TASK BRIEF. From the records, pick out and copy each line containing "نیست".

— BEGIN SUPPLIED MATERIAL —

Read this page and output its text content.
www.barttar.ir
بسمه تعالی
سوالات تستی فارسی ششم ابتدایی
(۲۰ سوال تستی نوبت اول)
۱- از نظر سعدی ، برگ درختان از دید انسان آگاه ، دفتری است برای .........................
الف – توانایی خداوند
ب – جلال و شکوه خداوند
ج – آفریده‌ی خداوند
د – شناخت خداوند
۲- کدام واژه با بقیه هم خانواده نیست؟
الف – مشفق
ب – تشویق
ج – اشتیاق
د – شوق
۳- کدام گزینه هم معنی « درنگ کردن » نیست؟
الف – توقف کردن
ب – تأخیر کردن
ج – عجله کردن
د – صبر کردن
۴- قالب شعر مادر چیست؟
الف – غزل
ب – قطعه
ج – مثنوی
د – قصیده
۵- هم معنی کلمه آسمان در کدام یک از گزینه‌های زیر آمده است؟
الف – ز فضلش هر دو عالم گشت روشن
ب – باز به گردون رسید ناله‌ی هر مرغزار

— END SUPPLIED MATERIAL —

EXERCISE RESPONSE.
۲- کدام واژه با بقیه هم خانواده نیست؟
۳- کدام گزینه هم معنی « درنگ کردن » نیست؟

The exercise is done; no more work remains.